Dataset rows:
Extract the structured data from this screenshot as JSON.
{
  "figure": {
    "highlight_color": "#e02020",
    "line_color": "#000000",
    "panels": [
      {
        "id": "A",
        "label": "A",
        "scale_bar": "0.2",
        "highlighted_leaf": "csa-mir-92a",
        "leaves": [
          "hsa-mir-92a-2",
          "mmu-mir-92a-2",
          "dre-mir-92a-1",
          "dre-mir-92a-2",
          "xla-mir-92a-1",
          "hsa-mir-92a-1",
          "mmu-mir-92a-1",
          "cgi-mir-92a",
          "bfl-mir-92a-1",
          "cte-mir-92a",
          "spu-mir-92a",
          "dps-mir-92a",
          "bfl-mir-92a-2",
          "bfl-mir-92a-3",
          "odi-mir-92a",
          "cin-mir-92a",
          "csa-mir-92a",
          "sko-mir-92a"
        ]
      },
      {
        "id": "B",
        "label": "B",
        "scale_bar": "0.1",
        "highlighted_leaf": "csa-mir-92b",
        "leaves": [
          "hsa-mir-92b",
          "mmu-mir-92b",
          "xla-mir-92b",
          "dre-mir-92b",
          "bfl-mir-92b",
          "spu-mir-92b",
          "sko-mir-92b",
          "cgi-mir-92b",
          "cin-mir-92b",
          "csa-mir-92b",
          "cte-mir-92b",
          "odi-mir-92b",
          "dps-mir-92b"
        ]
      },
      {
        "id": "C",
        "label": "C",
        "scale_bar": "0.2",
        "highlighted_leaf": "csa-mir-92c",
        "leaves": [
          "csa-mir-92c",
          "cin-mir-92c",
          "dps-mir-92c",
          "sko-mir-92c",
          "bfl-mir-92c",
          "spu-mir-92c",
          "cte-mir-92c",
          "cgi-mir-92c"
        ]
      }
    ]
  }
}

Requirements: Set down all of the entries exactly, please.

Full solution:
Extract the structured data from this screenshot as JSON.
{
  "figure": {
    "highlight_color": "#e02020",
    "line_color": "#000000",
    "panels": [
      {
        "id": "A",
        "label": "A",
        "scale_bar": "0.2",
        "highlighted_leaf": "csa-mir-92a",
        "leaves": [
          "hsa-mir-92a-2",
          "mmu-mir-92a-2",
          "dre-mir-92a-1",
          "dre-mir-92a-2",
          "xla-mir-92a-1",
          "hsa-mir-92a-1",
          "mmu-mir-92a-1",
          "cgi-mir-92a",
          "bfl-mir-92a-1",
          "cte-mir-92a",
          "spu-mir-92a",
          "dps-mir-92a",
          "bfl-mir-92a-2",
          "bfl-mir-92a-3",
          "odi-mir-92a",
          "cin-mir-92a",
          "csa-mir-92a",
          "sko-mir-92a"
        ]
      },
      {
        "id": "B",
        "label": "B",
        "scale_bar": "0.1",
        "highlighted_leaf": "csa-mir-92b",
        "leaves": [
          "hsa-mir-92b",
          "mmu-mir-92b",
          "xla-mir-92b",
          "dre-mir-92b",
          "bfl-mir-92b",
          "spu-mir-92b",
          "sko-mir-92b",
          "cgi-mir-92b",
          "cin-mir-92b",
          "csa-mir-92b",
          "cte-mir-92b",
          "odi-mir-92b",
          "dps-mir-92b"
        ]
      },
      {
        "id": "C",
        "label": "C",
        "scale_bar": "0.2",
        "highlighted_leaf": "csa-mir-92c",
        "leaves": [
          "csa-mir-92c",
          "cin-mir-92c",
          "dps-mir-92c",
          "sko-mir-92c",
          "bfl-mir-92c",
          "spu-mir-92c",
          "cte-mir-92c",
          "cgi-mir-92c"
        ]
      }
    ]
  }
}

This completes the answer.